• [Written task]:
Reproduce every record below exactly as written, but leave out any pictures.

• [Information supplied]:

* * * * * * * * *

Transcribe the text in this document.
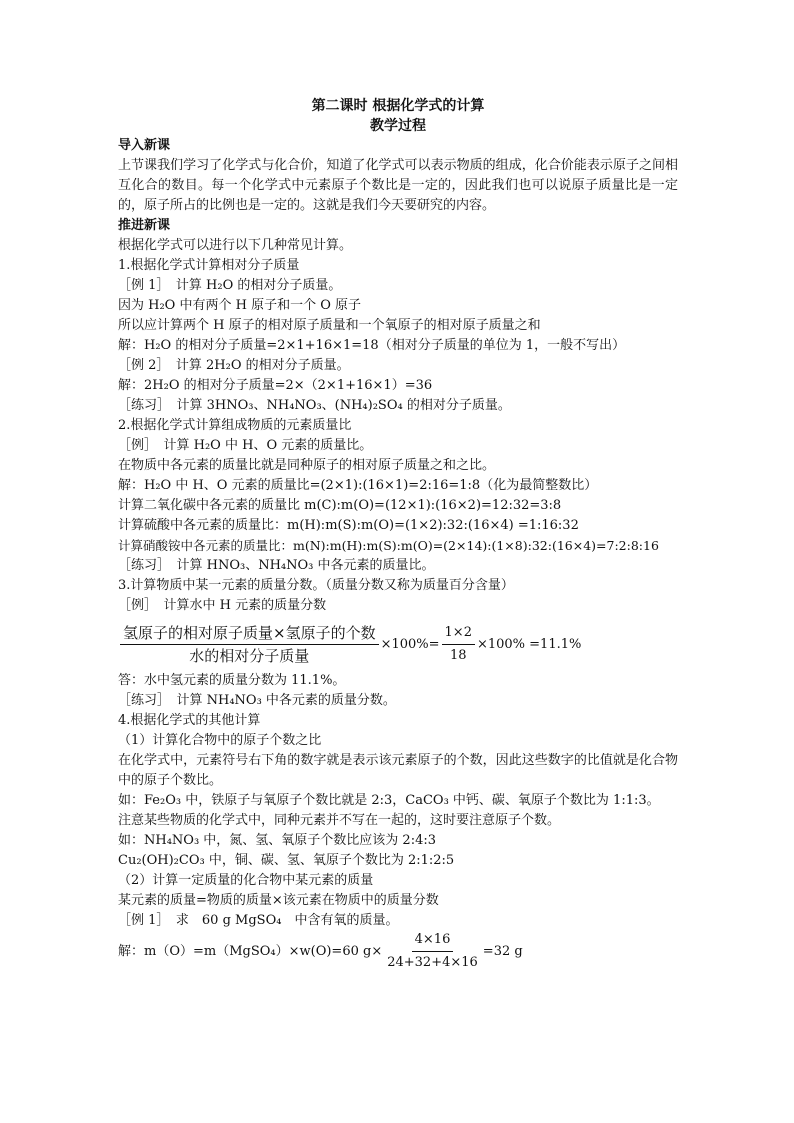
第二课时 根据化学式的计算

教学过程

导入新课

上节课我们学习了化学式与化合价，知道了化学式可以表示物质的组成，化合价能表示原子之间相互化合的数目。每一个化学式中元素原子个数比是一定的，因此我们也可以说原子质量比是一定的，原子所占的比例也是一定的。这就是我们今天要研究的内容。

推进新课

根据化学式可以进行以下几种常见计算。

1.根据化学式计算相对分子质量

［例 1］　计算 H₂O 的相对分子质量。

因为 H₂O 中有两个 H 原子和一个 O 原子

所以应计算两个 H 原子的相对原子质量和一个氧原子的相对原子质量之和

解：H₂O 的相对分子质量=2×1+16×1=18（相对分子质量的单位为 1，一般不写出）

［例 2］　计算 2H₂O 的相对分子质量。

解：2H₂O 的相对分子质量=2×（2×1+16×1）=36

［练习］　计算 3HNO₃、NH₄NO₃、(NH₄)₂SO₄ 的相对分子质量。

2.根据化学式计算组成物质的元素质量比

［例］　计算 H₂O 中 H、O 元素的质量比。

在物质中各元素的质量比就是同种原子的相对原子质量之和之比。

解：H₂O 中 H、O 元素的质量比=(2×1):(16×1)=2:16=1:8（化为最简整数比）

计算二氧化碳中各元素的质量比 m(C):m(O)=(12×1):(16×2)=12:32=3:8

计算硫酸中各元素的质量比：m(H):m(S):m(O)=(1×2):32:(16×4) =1:16:32

计算硝酸铵中各元素的质量比：m(N):m(H):m(S):m(O)=(2×14):(1×8):32:(16×4)=7:2:8:16

［练习］　计算 HNO₃、NH₄NO₃ 中各元素的质量比。

3.计算物质中某一元素的质量分数。（质量分数又称为质量百分含量）

［例］　计算水中 H 元素的质量分数

$\frac{\text{氢原子的相对原子质量×氢原子的个数}}{\text{水的相对分子质量}} \times 100\%= \frac{1\times 2}{18} \times 100\% =11.1\%$

答：水中氢元素的质量分数为 11.1%。

［练习］　计算 NH₄NO₃ 中各元素的质量分数。

4.根据化学式的其他计算

（1）计算化合物中的原子个数之比

在化学式中，元素符号右下角的数字就是表示该元素原子的个数，因此这些数字的比值就是化合物中的原子个数比。

如：Fe₂O₃ 中，铁原子与氧原子个数比就是 2:3，CaCO₃ 中钙、碳、氧原子个数比为 1:1:3。

注意某些物质的化学式中，同种元素并不写在一起的，这时要注意原子个数。

如：NH₄NO₃ 中，氮、氢、氧原子个数比应该为 2:4:3

Cu₂(OH)₂CO₃ 中，铜、碳、氢、氧原子个数比为 2:1:2:5

（2）计算一定质量的化合物中某元素的质量

某元素的质量=物质的质量×该元素在物质中的质量分数

［例 1］　求　60 g MgSO₄　中含有氧的质量。

解：m（O）=m（MgSO₄）×w(O)=60 $g\times \frac{4\times 16}{24+32+4\times 16} =32$ g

* * * * * * * * *

• [Exercise response]:
Transcribe the text in this document.
第二课时 根据化学式的计算

教学过程

导入新课

上节课我们学习了化学式与化合价，知道了化学式可以表示物质的组成，化合价能表示原子之间相互化合的数目。每一个化学式中元素原子个数比是一定的，因此我们也可以说原子质量比是一定的，原子所占的比例也是一定的。这就是我们今天要研究的内容。

推进新课

根据化学式可以进行以下几种常见计算。

1.根据化学式计算相对分子质量

［例 1］　计算 H₂O 的相对分子质量。

因为 H₂O 中有两个 H 原子和一个 O 原子

所以应计算两个 H 原子的相对原子质量和一个氧原子的相对原子质量之和

解：H₂O 的相对分子质量=2×1+16×1=18（相对分子质量的单位为 1，一般不写出）

［例 2］　计算 2H₂O 的相对分子质量。

解：2H₂O 的相对分子质量=2×（2×1+16×1）=36

［练习］　计算 3HNO₃、NH₄NO₃、(NH₄)₂SO₄ 的相对分子质量。

2.根据化学式计算组成物质的元素质量比

［例］　计算 H₂O 中 H、O 元素的质量比。

在物质中各元素的质量比就是同种原子的相对原子质量之和之比。

解：H₂O 中 H、O 元素的质量比=(2×1):(16×1)=2:16=1:8（化为最简整数比）

计算二氧化碳中各元素的质量比 m(C):m(O)=(12×1):(16×2)=12:32=3:8

计算硫酸中各元素的质量比：m(H):m(S):m(O)=(1×2):32:(16×4) =1:16:32

计算硝酸铵中各元素的质量比：m(N):m(H):m(S):m(O)=(2×14):(1×8):32:(16×4)=7:2:8:16

［练习］　计算 HNO₃、NH₄NO₃ 中各元素的质量比。

3.计算物质中某一元素的质量分数。（质量分数又称为质量百分含量）

［例］　计算水中 H 元素的质量分数

$\frac{\text{氢原子的相对原子质量×氢原子的个数}}{\text{水的相对分子质量}} \times 100\%= \frac{1\times 2}{18} \times 100\% =11.1\%$

答：水中氢元素的质量分数为 11.1%。

［练习］　计算 NH₄NO₃ 中各元素的质量分数。

4.根据化学式的其他计算

（1）计算化合物中的原子个数之比

在化学式中，元素符号右下角的数字就是表示该元素原子的个数，因此这些数字的比值就是化合物中的原子个数比。

如：Fe₂O₃ 中，铁原子与氧原子个数比就是 2:3，CaCO₃ 中钙、碳、氧原子个数比为 1:1:3。

注意某些物质的化学式中，同种元素并不写在一起的，这时要注意原子个数。

如：NH₄NO₃ 中，氮、氢、氧原子个数比应该为 2:4:3

Cu₂(OH)₂CO₃ 中，铜、碳、氢、氧原子个数比为 2:1:2:5

（2）计算一定质量的化合物中某元素的质量

某元素的质量=物质的质量×该元素在物质中的质量分数

［例 1］　求　60 g MgSO₄　中含有氧的质量。

解：m（O）=m（MgSO₄）×w(O)=60 $g\times \frac{4\times 16}{24+32+4\times 16} =32$ g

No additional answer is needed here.